_EXERCISE BRIEF:_
Answer these questions using the Jane Austen text below.
(a) How old was Anne Elliot when Lady Russell persuaded her to break off her engagement?
(b) What is the only book Sir Walter Elliot ever takes up for his own amusement?
(c) What name did Mary acquire through her marriage?

_DOCUMENT EXCERPT:_
============

Jane Austen 1818
The persuasion of nineteen year old Anne Elliot by her confidant Lady Russell led her to break off her engagement to Frederick Wentworth, then a poor man. Eight years later, they meet again, Anne Elliot's fortune waning, and Frederick now with both wealth and title. Is it too late for both of them, as Frederick Wentworth seeks another suitable woman to marry and Lady Russell once again persuades Anne to marry her cousin Mr. Eliott? An enduring classic, a story of two people bursting with longing and love amidst the entanglement of one's pride and the society's norms and pretensions.
'Sir Walter Elliot, of Kellynch-hall, in Somersetshire, was a man who, for his own amusement, never took up any book but the Baronetage; there he found occupation for an idle hour, and consolation in a distressed one; there his faculties were roused into admiration and respect, by contemplating the limited remnant of the earliest parents; there any unwelcome sensations, arising from domestic affairs, changed naturally into pity and contempt.'(opening lines)
'His two other children were of very inferior value. Mary had acquired a little artificial importance, by becoming Mrs. Charles Musgrove; but Anne, with an elegance of mind and sweetness of character, which must have placed her high with any people of real understanding, was nobody with either father or sister: her word had no weight; her convenience was always to give way; -- she was only Anne.'(7)
'A few months had seen the beginning and the end of their acquaintance; but not with a few months ended Anne's share of suffering from it. Her attachment and regrets had, for a long time, clouded every enjoyment of youth; and an early loss of bloom and spirits had been their lasting effect.'(28)
'She was very much affected by the view of his disposition towards her which all these things made apparent. This little circumstance seemed the completion of all that had gone before. She understood him. He could not forgive her, -- but he could not be unfeeling. Though condemning her for the past, and considering it with high and unjust resentment, though perfectly careless of her, and though becoming attached to another, still he could not see her suffer, without the desire of giving her relief. It was a reminder of former sentiment; it was an impulse of pure, though unacknowledged friendship; it was a proof of his own warm and amiable heart, which she could not contemplate without emotions so compounded of pleasure and pain, that she knew not which prevailed.'(84)

============

Spatial annotation records
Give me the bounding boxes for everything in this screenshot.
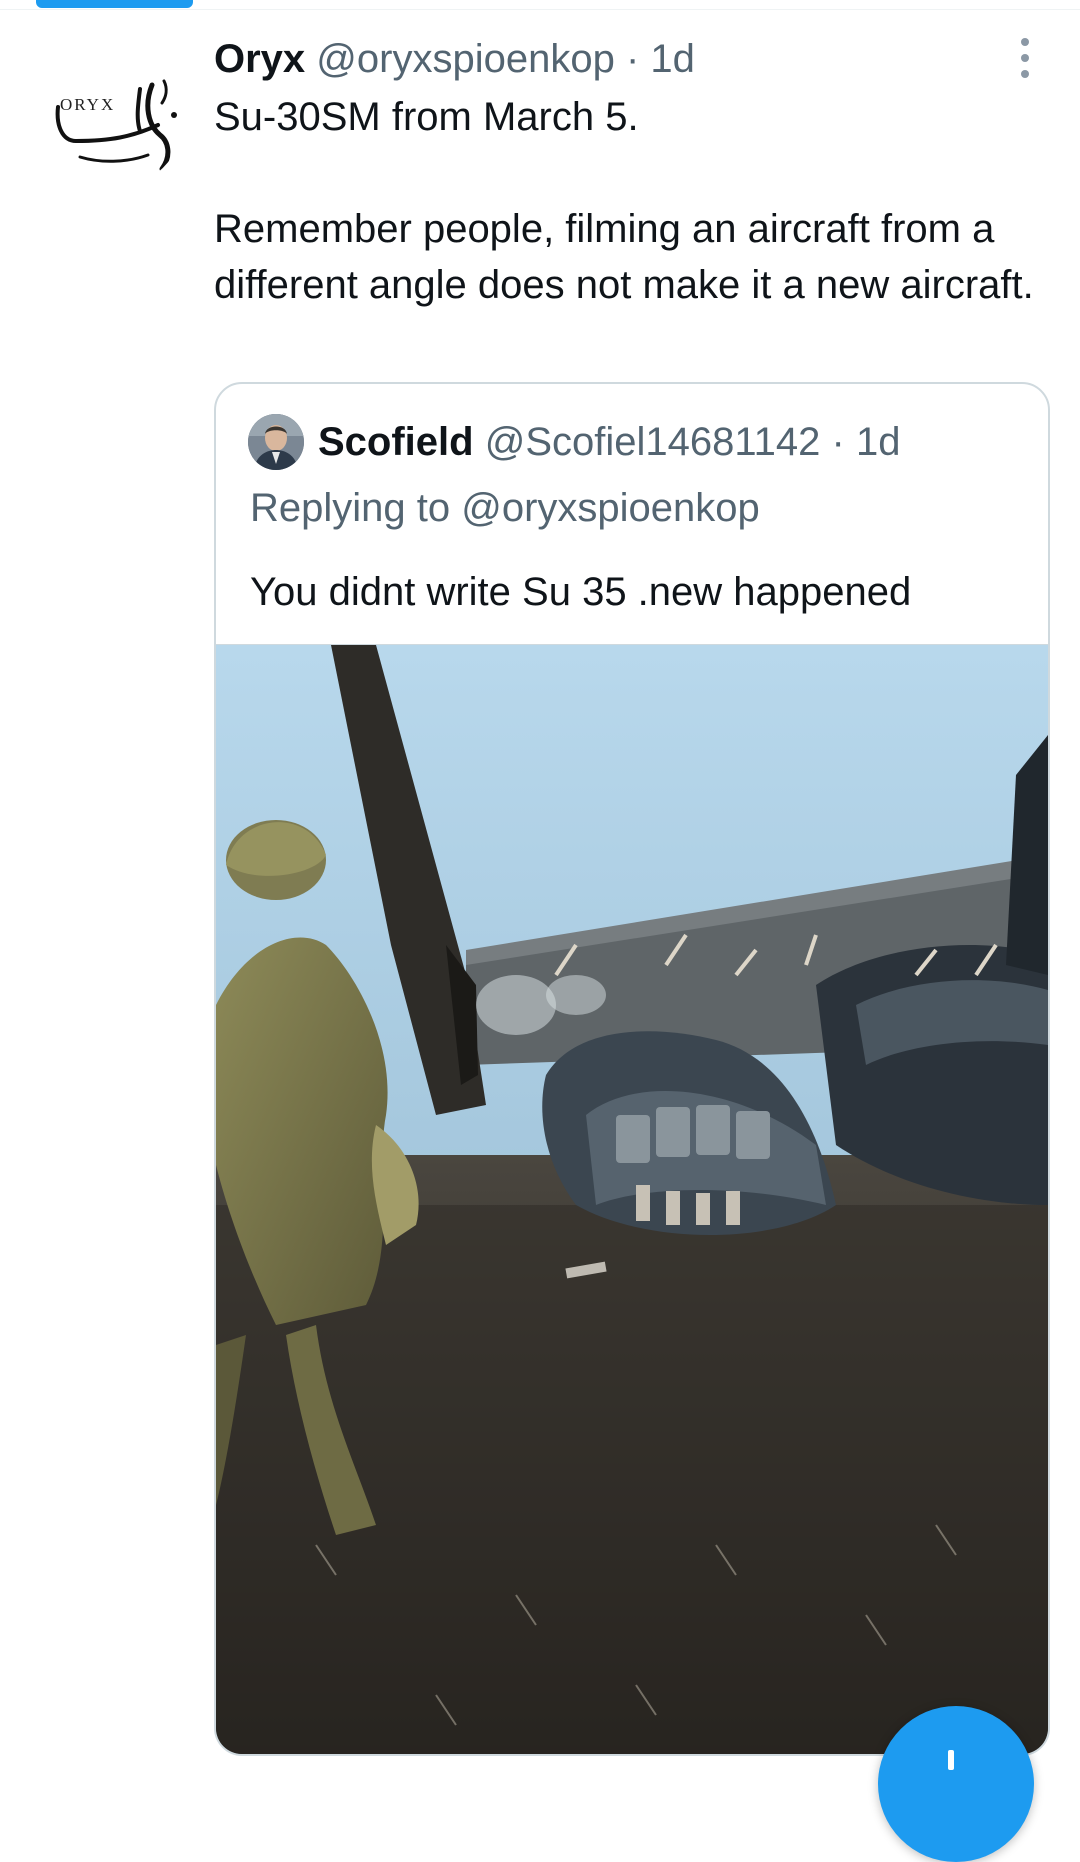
avatar[interactable]: ORYX — [40, 45, 184, 189]
divider — [0, 9, 1080, 10]
more-vertical-icon[interactable] — [1010, 38, 1040, 78]
author-name[interactable]: Oryx — [214, 37, 305, 81]
quoted-header-separator: · — [831, 420, 845, 464]
quoted-tweet-media[interactable] — [216, 644, 1048, 1754]
compose-button[interactable] — [878, 1706, 1034, 1862]
tab-active-indicator — [36, 0, 193, 8]
quoted-tweet-card[interactable]: Scofield @Scofiel14681142 · 1d Replying … — [214, 382, 1050, 1756]
quoted-author-name[interactable]: Scofield — [318, 420, 474, 464]
header-separator: · — [625, 37, 640, 81]
author-handle[interactable]: @oryxspioenkop — [316, 37, 615, 81]
tweet-text: Su-30SM from March 5. Remember people, f… — [214, 95, 1034, 307]
quoted-tweet-text: You didnt write Su 35 .new happened — [250, 570, 912, 614]
tweet-header: Oryx @oryxspioenkop · 1d — [214, 34, 695, 84]
compose-plus-icon — [948, 1750, 954, 1770]
replying-to-label[interactable]: Replying to @oryxspioenkop — [250, 480, 760, 536]
svg-text:ORYX: ORYX — [60, 95, 115, 114]
quoted-tweet-header: Scofield @Scofiel14681142 · 1d — [318, 416, 900, 468]
tweet-timestamp[interactable]: 1d — [650, 37, 695, 81]
user-photo-icon — [248, 414, 304, 470]
quoted-author-handle[interactable]: @Scofiel14681142 — [485, 420, 821, 464]
aircraft-wreckage-photo — [216, 645, 1048, 1754]
oryx-logo-icon: ORYX — [55, 79, 177, 172]
quoted-tweet-timestamp[interactable]: 1d — [856, 420, 901, 464]
quoted-author-avatar[interactable] — [248, 414, 304, 470]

============

_SOLUTION:_
(a) Nineteen
(b) The Baronetage
(c) Mrs. Charles Musgrove